| Given exercise |
Copy all lines holding the word "stellen" from the entries.

| Provided data |

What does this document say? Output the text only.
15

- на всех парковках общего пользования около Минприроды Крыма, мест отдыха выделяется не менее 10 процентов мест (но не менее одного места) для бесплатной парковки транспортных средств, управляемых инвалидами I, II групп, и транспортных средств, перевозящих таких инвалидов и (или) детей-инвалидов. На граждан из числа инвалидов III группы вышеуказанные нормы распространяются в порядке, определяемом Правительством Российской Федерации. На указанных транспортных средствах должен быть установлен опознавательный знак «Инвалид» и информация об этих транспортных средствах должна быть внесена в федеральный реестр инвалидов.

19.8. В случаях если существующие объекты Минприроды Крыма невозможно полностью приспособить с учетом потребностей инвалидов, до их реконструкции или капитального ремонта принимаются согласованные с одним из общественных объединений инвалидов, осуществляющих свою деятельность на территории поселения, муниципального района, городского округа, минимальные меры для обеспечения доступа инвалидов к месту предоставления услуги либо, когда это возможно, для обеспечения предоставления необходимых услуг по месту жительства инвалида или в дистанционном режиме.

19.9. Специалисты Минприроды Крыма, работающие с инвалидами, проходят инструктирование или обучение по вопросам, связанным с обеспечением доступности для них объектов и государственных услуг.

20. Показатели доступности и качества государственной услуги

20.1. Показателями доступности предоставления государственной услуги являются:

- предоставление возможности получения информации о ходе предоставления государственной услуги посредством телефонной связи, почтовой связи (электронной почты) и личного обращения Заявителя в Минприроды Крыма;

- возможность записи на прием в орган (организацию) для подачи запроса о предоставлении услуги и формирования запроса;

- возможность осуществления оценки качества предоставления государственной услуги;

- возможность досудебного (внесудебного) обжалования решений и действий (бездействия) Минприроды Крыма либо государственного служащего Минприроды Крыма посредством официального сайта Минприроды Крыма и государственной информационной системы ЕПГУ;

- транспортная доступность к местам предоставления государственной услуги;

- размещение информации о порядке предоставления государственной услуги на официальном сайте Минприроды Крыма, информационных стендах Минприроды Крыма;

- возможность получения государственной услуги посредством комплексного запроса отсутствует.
==
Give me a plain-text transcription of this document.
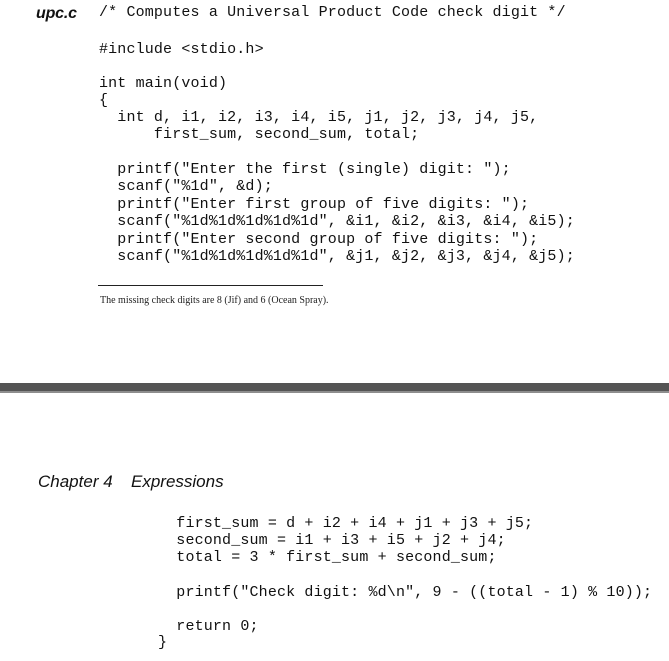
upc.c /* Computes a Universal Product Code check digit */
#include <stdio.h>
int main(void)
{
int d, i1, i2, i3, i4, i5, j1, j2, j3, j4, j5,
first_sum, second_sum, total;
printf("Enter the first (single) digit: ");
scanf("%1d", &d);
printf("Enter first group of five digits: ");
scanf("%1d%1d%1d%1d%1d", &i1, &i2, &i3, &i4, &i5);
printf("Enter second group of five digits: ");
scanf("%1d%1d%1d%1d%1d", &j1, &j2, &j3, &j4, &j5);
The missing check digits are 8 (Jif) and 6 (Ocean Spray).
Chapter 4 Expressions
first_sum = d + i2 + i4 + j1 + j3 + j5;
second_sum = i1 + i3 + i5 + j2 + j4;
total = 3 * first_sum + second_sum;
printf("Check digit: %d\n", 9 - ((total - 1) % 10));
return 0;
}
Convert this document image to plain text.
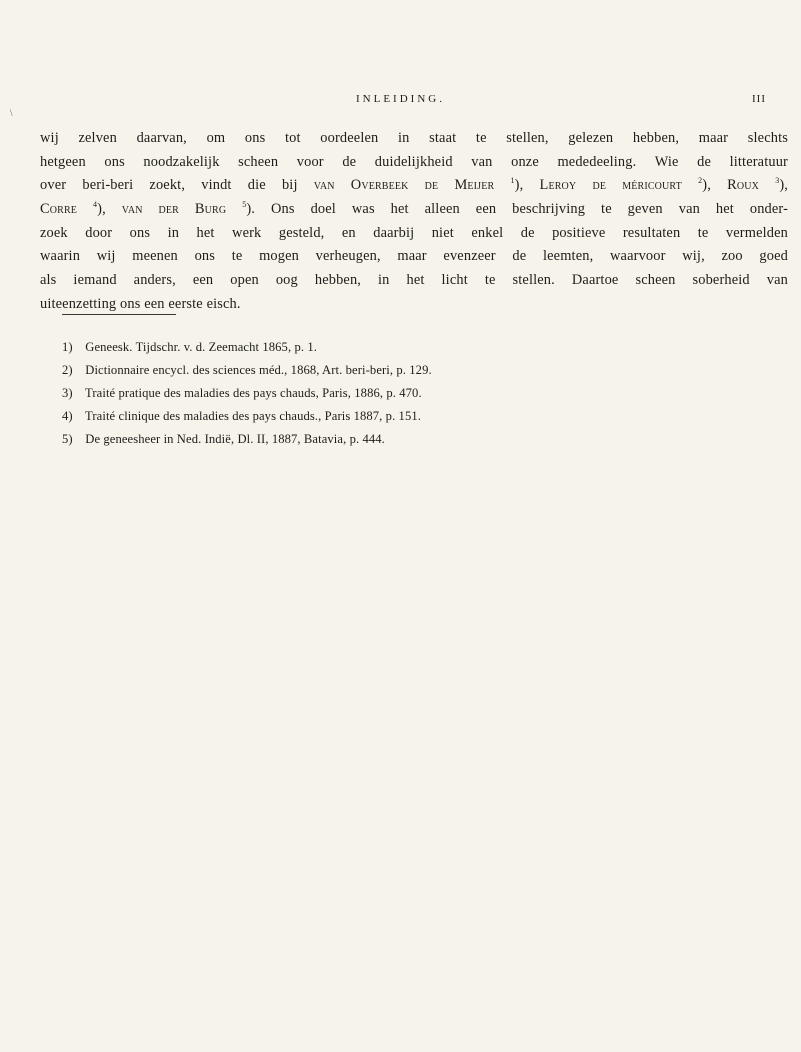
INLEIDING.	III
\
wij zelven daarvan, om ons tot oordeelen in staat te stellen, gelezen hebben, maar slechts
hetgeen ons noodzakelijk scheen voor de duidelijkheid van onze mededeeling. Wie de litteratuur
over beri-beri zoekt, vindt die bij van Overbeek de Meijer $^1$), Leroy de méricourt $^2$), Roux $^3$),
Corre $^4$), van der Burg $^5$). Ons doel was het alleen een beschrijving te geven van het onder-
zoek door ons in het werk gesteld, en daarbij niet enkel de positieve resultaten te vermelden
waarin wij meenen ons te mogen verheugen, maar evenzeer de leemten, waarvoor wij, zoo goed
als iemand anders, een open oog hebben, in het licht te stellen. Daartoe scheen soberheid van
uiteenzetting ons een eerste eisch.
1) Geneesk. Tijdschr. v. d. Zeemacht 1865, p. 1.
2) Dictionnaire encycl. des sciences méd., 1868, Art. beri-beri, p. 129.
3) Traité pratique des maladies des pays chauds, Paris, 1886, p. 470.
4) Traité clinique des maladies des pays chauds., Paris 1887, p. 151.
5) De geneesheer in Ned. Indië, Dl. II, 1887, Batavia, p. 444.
---
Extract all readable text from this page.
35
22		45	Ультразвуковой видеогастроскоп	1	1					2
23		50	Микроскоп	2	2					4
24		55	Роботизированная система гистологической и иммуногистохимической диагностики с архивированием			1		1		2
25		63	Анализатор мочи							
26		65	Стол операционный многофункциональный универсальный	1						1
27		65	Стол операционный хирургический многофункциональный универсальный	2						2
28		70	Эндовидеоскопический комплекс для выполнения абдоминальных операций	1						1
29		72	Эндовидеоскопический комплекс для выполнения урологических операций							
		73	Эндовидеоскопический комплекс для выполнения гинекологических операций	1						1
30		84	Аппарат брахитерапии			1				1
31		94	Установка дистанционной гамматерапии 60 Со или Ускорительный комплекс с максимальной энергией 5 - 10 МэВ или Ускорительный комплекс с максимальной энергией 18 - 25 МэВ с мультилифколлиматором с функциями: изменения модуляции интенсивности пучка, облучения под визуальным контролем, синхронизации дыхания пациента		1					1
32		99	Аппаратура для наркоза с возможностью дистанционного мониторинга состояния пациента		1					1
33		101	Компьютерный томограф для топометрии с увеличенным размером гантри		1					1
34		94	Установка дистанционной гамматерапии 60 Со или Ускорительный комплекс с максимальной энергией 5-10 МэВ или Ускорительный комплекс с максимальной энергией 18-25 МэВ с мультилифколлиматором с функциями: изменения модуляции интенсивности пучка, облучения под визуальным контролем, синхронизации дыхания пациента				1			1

| Output below |
wij zelven daarvan, om ons tot oordeelen in staat te stellen, gelezen hebben, maar slechts
als iemand anders, een open oog hebben, in het licht te stellen. Daartoe scheen soberheid van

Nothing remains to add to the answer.